TASK INSTRUCTIONS: Repeat the material in full. Keep every line exactly as it is.

DATA ROWS:
::::
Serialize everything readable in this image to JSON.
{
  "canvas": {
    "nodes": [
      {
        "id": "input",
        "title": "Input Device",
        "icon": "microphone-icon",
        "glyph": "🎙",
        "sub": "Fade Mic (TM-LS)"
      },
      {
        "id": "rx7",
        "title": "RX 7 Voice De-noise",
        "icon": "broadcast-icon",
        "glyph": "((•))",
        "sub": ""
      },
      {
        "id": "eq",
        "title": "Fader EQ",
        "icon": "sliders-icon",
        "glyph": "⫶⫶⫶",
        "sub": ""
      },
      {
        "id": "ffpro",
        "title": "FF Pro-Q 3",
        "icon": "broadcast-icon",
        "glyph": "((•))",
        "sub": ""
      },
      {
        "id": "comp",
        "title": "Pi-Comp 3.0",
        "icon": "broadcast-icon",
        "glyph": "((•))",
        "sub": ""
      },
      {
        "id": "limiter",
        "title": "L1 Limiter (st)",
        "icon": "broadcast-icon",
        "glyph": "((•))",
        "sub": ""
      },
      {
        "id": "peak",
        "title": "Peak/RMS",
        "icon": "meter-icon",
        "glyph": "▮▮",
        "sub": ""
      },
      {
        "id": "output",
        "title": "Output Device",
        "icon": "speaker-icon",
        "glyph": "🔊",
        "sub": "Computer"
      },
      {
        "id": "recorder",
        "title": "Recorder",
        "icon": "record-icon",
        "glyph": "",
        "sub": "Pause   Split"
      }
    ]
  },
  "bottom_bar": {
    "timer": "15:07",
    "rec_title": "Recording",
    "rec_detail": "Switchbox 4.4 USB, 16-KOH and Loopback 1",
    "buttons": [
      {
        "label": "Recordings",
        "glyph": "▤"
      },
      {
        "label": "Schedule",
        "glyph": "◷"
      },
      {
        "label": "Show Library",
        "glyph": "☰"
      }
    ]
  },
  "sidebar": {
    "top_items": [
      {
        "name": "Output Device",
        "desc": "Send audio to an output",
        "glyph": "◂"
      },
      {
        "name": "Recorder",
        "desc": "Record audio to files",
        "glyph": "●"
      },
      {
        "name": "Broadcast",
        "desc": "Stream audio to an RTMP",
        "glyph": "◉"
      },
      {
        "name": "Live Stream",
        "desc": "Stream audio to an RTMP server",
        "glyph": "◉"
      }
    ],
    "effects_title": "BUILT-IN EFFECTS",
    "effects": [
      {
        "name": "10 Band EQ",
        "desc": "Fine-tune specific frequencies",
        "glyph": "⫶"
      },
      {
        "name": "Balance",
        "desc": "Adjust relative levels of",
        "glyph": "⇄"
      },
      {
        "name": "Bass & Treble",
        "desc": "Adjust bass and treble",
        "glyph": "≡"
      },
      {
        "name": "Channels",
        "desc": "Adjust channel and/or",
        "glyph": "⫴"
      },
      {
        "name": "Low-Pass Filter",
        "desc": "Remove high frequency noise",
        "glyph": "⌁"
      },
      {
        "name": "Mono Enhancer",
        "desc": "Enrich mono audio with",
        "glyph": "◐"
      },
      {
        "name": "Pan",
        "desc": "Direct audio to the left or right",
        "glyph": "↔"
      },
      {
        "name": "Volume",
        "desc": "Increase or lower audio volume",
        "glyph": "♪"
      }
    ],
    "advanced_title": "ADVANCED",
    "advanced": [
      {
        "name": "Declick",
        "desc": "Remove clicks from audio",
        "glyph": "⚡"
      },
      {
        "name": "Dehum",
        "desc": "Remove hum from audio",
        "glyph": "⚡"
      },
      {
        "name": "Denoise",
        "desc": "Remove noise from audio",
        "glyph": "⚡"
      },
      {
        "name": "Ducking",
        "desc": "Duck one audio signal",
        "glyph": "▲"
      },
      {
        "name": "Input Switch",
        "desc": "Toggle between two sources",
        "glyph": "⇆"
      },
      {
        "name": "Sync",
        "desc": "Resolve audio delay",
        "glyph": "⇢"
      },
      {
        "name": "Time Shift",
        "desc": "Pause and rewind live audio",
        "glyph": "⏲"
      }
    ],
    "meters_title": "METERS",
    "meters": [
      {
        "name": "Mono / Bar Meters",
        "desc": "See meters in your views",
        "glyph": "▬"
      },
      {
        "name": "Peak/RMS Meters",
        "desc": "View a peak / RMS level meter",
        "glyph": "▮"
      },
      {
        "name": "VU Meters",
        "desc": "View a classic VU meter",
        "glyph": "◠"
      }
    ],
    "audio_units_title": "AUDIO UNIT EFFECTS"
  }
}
::::
OUTPUT OF THE EXERCISE:
Serialize everything readable in this image to JSON.
{
  "canvas": {
    "nodes": [
      {
        "id": "input",
        "title": "Input Device",
        "icon": "microphone-icon",
        "glyph": "🎙",
        "sub": "Fade Mic (TM-LS)"
      },
      {
        "id": "rx7",
        "title": "RX 7 Voice De-noise",
        "icon": "broadcast-icon",
        "glyph": "((•))",
        "sub": ""
      },
      {
        "id": "eq",
        "title": "Fader EQ",
        "icon": "sliders-icon",
        "glyph": "⫶⫶⫶",
        "sub": ""
      },
      {
        "id": "ffpro",
        "title": "FF Pro-Q 3",
        "icon": "broadcast-icon",
        "glyph": "((•))",
        "sub": ""
      },
      {
        "id": "comp",
        "title": "Pi-Comp 3.0",
        "icon": "broadcast-icon",
        "glyph": "((•))",
        "sub": ""
      },
      {
        "id": "limiter",
        "title": "L1 Limiter (st)",
        "icon": "broadcast-icon",
        "glyph": "((•))",
        "sub": ""
      },
      {
        "id": "peak",
        "title": "Peak/RMS",
        "icon": "meter-icon",
        "glyph": "▮▮",
        "sub": ""
      },
      {
        "id": "output",
        "title": "Output Device",
        "icon": "speaker-icon",
        "glyph": "🔊",
        "sub": "Computer"
      },
      {
        "id": "recorder",
        "title": "Recorder",
        "icon": "record-icon",
        "glyph": "",
        "sub": "Pause   Split"
      }
    ]
  },
  "bottom_bar": {
    "timer": "15:07",
    "rec_title": "Recording",
    "rec_detail": "Switchbox 4.4 USB, 16-KOH and Loopback 1",
    "buttons": [
      {
        "label": "Recordings",
        "glyph": "▤"
      },
      {
        "label": "Schedule",
        "glyph": "◷"
      },
      {
        "label": "Show Library",
        "glyph": "☰"
      }
    ]
  },
  "sidebar": {
    "top_items": [
      {
        "name": "Output Device",
        "desc": "Send audio to an output",
        "glyph": "◂"
      },
      {
        "name": "Recorder",
        "desc": "Record audio to files",
        "glyph": "●"
      },
      {
        "name": "Broadcast",
        "desc": "Stream audio to an RTMP",
        "glyph": "◉"
      },
      {
        "name": "Live Stream",
        "desc": "Stream audio to an RTMP server",
        "glyph": "◉"
      }
    ],
    "effects_title": "BUILT-IN EFFECTS",
    "effects": [
      {
        "name": "10 Band EQ",
        "desc": "Fine-tune specific frequencies",
        "glyph": "⫶"
      },
      {
        "name": "Balance",
        "desc": "Adjust relative levels of",
        "glyph": "⇄"
      },
      {
        "name": "Bass & Treble",
        "desc": "Adjust bass and treble",
        "glyph": "≡"
      },
      {
        "name": "Channels",
        "desc": "Adjust channel and/or",
        "glyph": "⫴"
      },
      {
        "name": "Low-Pass Filter",
        "desc": "Remove high frequency noise",
        "glyph": "⌁"
      },
      {
        "name": "Mono Enhancer",
        "desc": "Enrich mono audio with",
        "glyph": "◐"
      },
      {
        "name": "Pan",
        "desc": "Direct audio to the left or right",
        "glyph": "↔"
      },
      {
        "name": "Volume",
        "desc": "Increase or lower audio volume",
        "glyph": "♪"
      }
    ],
    "advanced_title": "ADVANCED",
    "advanced": [
      {
        "name": "Declick",
        "desc": "Remove clicks from audio",
        "glyph": "⚡"
      },
      {
        "name": "Dehum",
        "desc": "Remove hum from audio",
        "glyph": "⚡"
      },
      {
        "name": "Denoise",
        "desc": "Remove noise from audio",
        "glyph": "⚡"
      },
      {
        "name": "Ducking",
        "desc": "Duck one audio signal",
        "glyph": "▲"
      },
      {
        "name": "Input Switch",
        "desc": "Toggle between two sources",
        "glyph": "⇆"
      },
      {
        "name": "Sync",
        "desc": "Resolve audio delay",
        "glyph": "⇢"
      },
      {
        "name": "Time Shift",
        "desc": "Pause and rewind live audio",
        "glyph": "⏲"
      }
    ],
    "meters_title": "METERS",
    "meters": [
      {
        "name": "Mono / Bar Meters",
        "desc": "See meters in your views",
        "glyph": "▬"
      },
      {
        "name": "Peak/RMS Meters",
        "desc": "View a peak / RMS level meter",
        "glyph": "▮"
      },
      {
        "name": "VU Meters",
        "desc": "View a classic VU meter",
        "glyph": "◠"
      }
    ],
    "audio_units_title": "AUDIO UNIT EFFECTS"
  }
}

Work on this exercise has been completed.